Extracted data entries
*-*-*
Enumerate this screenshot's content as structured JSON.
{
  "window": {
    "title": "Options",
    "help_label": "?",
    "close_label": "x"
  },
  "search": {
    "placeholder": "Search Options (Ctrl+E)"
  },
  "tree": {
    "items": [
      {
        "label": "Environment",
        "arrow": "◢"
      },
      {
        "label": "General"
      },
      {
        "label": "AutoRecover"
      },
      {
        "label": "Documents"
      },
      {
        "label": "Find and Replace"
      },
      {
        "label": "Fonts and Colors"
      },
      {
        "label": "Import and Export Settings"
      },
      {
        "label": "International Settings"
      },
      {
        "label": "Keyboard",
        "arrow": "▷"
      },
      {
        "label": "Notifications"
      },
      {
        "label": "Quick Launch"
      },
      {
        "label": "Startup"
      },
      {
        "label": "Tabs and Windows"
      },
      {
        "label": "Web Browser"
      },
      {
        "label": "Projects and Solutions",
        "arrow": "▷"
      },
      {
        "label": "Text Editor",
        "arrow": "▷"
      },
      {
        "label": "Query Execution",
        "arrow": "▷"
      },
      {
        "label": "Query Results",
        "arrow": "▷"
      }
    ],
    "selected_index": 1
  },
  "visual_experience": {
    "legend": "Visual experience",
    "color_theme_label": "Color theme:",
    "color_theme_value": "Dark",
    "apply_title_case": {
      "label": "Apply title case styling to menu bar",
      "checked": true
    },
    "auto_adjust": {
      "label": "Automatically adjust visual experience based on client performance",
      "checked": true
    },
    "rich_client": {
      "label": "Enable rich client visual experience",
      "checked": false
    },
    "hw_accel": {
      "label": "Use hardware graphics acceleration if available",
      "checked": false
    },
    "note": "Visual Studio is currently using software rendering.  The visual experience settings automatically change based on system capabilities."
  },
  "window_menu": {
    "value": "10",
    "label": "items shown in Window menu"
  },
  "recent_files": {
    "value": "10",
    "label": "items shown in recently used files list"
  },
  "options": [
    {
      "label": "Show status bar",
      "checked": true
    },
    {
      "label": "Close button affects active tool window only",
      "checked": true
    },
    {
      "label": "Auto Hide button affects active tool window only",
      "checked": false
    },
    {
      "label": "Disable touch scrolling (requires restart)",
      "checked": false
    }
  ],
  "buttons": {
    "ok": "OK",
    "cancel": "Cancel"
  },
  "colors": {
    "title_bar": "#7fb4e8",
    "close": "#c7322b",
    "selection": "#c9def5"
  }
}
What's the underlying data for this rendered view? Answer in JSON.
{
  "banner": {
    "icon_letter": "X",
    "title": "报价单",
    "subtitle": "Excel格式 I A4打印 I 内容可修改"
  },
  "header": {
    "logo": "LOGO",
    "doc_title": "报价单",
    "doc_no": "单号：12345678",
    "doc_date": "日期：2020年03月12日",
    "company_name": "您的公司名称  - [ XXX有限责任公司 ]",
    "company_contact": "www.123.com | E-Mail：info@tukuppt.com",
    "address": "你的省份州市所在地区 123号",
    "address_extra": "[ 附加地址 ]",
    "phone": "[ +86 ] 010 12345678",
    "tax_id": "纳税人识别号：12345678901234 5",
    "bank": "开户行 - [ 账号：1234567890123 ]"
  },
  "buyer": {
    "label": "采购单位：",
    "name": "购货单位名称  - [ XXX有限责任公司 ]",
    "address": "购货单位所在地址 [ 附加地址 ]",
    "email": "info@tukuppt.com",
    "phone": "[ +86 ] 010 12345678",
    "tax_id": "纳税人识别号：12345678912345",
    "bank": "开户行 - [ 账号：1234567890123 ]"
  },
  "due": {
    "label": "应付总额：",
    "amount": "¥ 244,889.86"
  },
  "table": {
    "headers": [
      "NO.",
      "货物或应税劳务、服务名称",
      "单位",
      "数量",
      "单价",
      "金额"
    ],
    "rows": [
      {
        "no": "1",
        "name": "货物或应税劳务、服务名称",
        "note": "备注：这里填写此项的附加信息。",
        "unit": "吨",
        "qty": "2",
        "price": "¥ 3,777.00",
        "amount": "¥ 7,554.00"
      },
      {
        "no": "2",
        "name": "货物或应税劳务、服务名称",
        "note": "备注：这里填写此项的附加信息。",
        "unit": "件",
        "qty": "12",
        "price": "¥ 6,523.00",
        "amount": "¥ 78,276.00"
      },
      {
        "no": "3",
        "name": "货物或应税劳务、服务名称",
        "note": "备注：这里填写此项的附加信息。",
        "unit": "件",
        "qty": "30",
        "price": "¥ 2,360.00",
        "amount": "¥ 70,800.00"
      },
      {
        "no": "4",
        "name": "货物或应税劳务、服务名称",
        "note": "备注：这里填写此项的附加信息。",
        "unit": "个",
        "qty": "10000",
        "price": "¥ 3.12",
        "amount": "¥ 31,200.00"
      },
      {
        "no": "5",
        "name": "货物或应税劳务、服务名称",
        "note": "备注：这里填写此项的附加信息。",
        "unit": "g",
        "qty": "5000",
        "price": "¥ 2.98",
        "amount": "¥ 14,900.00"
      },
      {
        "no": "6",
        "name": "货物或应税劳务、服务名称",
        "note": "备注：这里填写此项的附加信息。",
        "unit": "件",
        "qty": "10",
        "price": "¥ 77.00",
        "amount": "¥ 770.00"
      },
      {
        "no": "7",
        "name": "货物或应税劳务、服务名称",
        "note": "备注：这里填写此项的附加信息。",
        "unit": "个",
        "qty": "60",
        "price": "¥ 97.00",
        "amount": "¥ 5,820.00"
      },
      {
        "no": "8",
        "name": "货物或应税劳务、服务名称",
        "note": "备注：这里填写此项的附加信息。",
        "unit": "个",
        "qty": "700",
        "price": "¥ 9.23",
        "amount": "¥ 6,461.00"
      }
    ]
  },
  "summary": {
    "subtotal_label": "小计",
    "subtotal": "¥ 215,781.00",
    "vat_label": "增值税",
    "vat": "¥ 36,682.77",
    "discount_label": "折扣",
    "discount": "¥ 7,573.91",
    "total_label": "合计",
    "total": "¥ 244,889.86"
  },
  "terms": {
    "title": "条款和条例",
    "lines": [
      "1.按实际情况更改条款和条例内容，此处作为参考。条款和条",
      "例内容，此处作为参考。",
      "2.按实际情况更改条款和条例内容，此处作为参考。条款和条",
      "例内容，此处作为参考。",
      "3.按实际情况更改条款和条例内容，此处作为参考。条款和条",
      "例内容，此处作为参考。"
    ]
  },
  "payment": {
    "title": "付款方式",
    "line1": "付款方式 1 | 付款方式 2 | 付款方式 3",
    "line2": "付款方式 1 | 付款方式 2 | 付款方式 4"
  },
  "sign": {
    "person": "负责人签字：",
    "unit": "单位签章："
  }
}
*-*-*
### TASK OBJECTIVE
Print the records once more, exactly as they were given.

### REPLY TO THE EXERCISE
Enumerate this screenshot's content as structured JSON.
{
  "window": {
    "title": "Options",
    "help_label": "?",
    "close_label": "x"
  },
  "search": {
    "placeholder": "Search Options (Ctrl+E)"
  },
  "tree": {
    "items": [
      {
        "label": "Environment",
        "arrow": "◢"
      },
      {
        "label": "General"
      },
      {
        "label": "AutoRecover"
      },
      {
        "label": "Documents"
      },
      {
        "label": "Find and Replace"
      },
      {
        "label": "Fonts and Colors"
      },
      {
        "label": "Import and Export Settings"
      },
      {
        "label": "International Settings"
      },
      {
        "label": "Keyboard",
        "arrow": "▷"
      },
      {
        "label": "Notifications"
      },
      {
        "label": "Quick Launch"
      },
      {
        "label": "Startup"
      },
      {
        "label": "Tabs and Windows"
      },
      {
        "label": "Web Browser"
      },
      {
        "label": "Projects and Solutions",
        "arrow": "▷"
      },
      {
        "label": "Text Editor",
        "arrow": "▷"
      },
      {
        "label": "Query Execution",
        "arrow": "▷"
      },
      {
        "label": "Query Results",
        "arrow": "▷"
      }
    ],
    "selected_index": 1
  },
  "visual_experience": {
    "legend": "Visual experience",
    "color_theme_label": "Color theme:",
    "color_theme_value": "Dark",
    "apply_title_case": {
      "label": "Apply title case styling to menu bar",
      "checked": true
    },
    "auto_adjust": {
      "label": "Automatically adjust visual experience based on client performance",
      "checked": true
    },
    "rich_client": {
      "label": "Enable rich client visual experience",
      "checked": false
    },
    "hw_accel": {
      "label": "Use hardware graphics acceleration if available",
      "checked": false
    },
    "note": "Visual Studio is currently using software rendering.  The visual experience settings automatically change based on system capabilities."
  },
  "window_menu": {
    "value": "10",
    "label": "items shown in Window menu"
  },
  "recent_files": {
    "value": "10",
    "label": "items shown in recently used files list"
  },
  "options": [
    {
      "label": "Show status bar",
      "checked": true
    },
    {
      "label": "Close button affects active tool window only",
      "checked": true
    },
    {
      "label": "Auto Hide button affects active tool window only",
      "checked": false
    },
    {
      "label": "Disable touch scrolling (requires restart)",
      "checked": false
    }
  ],
  "buttons": {
    "ok": "OK",
    "cancel": "Cancel"
  },
  "colors": {
    "title_bar": "#7fb4e8",
    "close": "#c7322b",
    "selection": "#c9def5"
  }
}
What's the underlying data for this rendered view? Answer in JSON.
{
  "banner": {
    "icon_letter": "X",
    "title": "报价单",
    "subtitle": "Excel格式 I A4打印 I 内容可修改"
  },
  "header": {
    "logo": "LOGO",
    "doc_title": "报价单",
    "doc_no": "单号：12345678",
    "doc_date": "日期：2020年03月12日",
    "company_name": "您的公司名称  - [ XXX有限责任公司 ]",
    "company_contact": "www.123.com | E-Mail：info@tukuppt.com",
    "address": "你的省份州市所在地区 123号",
    "address_extra": "[ 附加地址 ]",
    "phone": "[ +86 ] 010 12345678",
    "tax_id": "纳税人识别号：12345678901234 5",
    "bank": "开户行 - [ 账号：1234567890123 ]"
  },
  "buyer": {
    "label": "采购单位：",
    "name": "购货单位名称  - [ XXX有限责任公司 ]",
    "address": "购货单位所在地址 [ 附加地址 ]",
    "email": "info@tukuppt.com",
    "phone": "[ +86 ] 010 12345678",
    "tax_id": "纳税人识别号：12345678912345",
    "bank": "开户行 - [ 账号：1234567890123 ]"
  },
  "due": {
    "label": "应付总额：",
    "amount": "¥ 244,889.86"
  },
  "table": {
    "headers": [
      "NO.",
      "货物或应税劳务、服务名称",
      "单位",
      "数量",
      "单价",
      "金额"
    ],
    "rows": [
      {
        "no": "1",
        "name": "货物或应税劳务、服务名称",
        "note": "备注：这里填写此项的附加信息。",
        "unit": "吨",
        "qty": "2",
        "price": "¥ 3,777.00",
        "amount": "¥ 7,554.00"
      },
      {
        "no": "2",
        "name": "货物或应税劳务、服务名称",
        "note": "备注：这里填写此项的附加信息。",
        "unit": "件",
        "qty": "12",
        "price": "¥ 6,523.00",
        "amount": "¥ 78,276.00"
      },
      {
        "no": "3",
        "name": "货物或应税劳务、服务名称",
        "note": "备注：这里填写此项的附加信息。",
        "unit": "件",
        "qty": "30",
        "price": "¥ 2,360.00",
        "amount": "¥ 70,800.00"
      },
      {
        "no": "4",
        "name": "货物或应税劳务、服务名称",
        "note": "备注：这里填写此项的附加信息。",
        "unit": "个",
        "qty": "10000",
        "price": "¥ 3.12",
        "amount": "¥ 31,200.00"
      },
      {
        "no": "5",
        "name": "货物或应税劳务、服务名称",
        "note": "备注：这里填写此项的附加信息。",
        "unit": "g",
        "qty": "5000",
        "price": "¥ 2.98",
        "amount": "¥ 14,900.00"
      },
      {
        "no": "6",
        "name": "货物或应税劳务、服务名称",
        "note": "备注：这里填写此项的附加信息。",
        "unit": "件",
        "qty": "10",
        "price": "¥ 77.00",
        "amount": "¥ 770.00"
      },
      {
        "no": "7",
        "name": "货物或应税劳务、服务名称",
        "note": "备注：这里填写此项的附加信息。",
        "unit": "个",
        "qty": "60",
        "price": "¥ 97.00",
        "amount": "¥ 5,820.00"
      },
      {
        "no": "8",
        "name": "货物或应税劳务、服务名称",
        "note": "备注：这里填写此项的附加信息。",
        "unit": "个",
        "qty": "700",
        "price": "¥ 9.23",
        "amount": "¥ 6,461.00"
      }
    ]
  },
  "summary": {
    "subtotal_label": "小计",
    "subtotal": "¥ 215,781.00",
    "vat_label": "增值税",
    "vat": "¥ 36,682.77",
    "discount_label": "折扣",
    "discount": "¥ 7,573.91",
    "total_label": "合计",
    "total": "¥ 244,889.86"
  },
  "terms": {
    "title": "条款和条例",
    "lines": [
      "1.按实际情况更改条款和条例内容，此处作为参考。条款和条",
      "例内容，此处作为参考。",
      "2.按实际情况更改条款和条例内容，此处作为参考。条款和条",
      "例内容，此处作为参考。",
      "3.按实际情况更改条款和条例内容，此处作为参考。条款和条",
      "例内容，此处作为参考。"
    ]
  },
  "payment": {
    "title": "付款方式",
    "line1": "付款方式 1 | 付款方式 2 | 付款方式 3",
    "line2": "付款方式 1 | 付款方式 2 | 付款方式 4"
  },
  "sign": {
    "person": "负责人签字：",
    "unit": "单位签章："
  }
}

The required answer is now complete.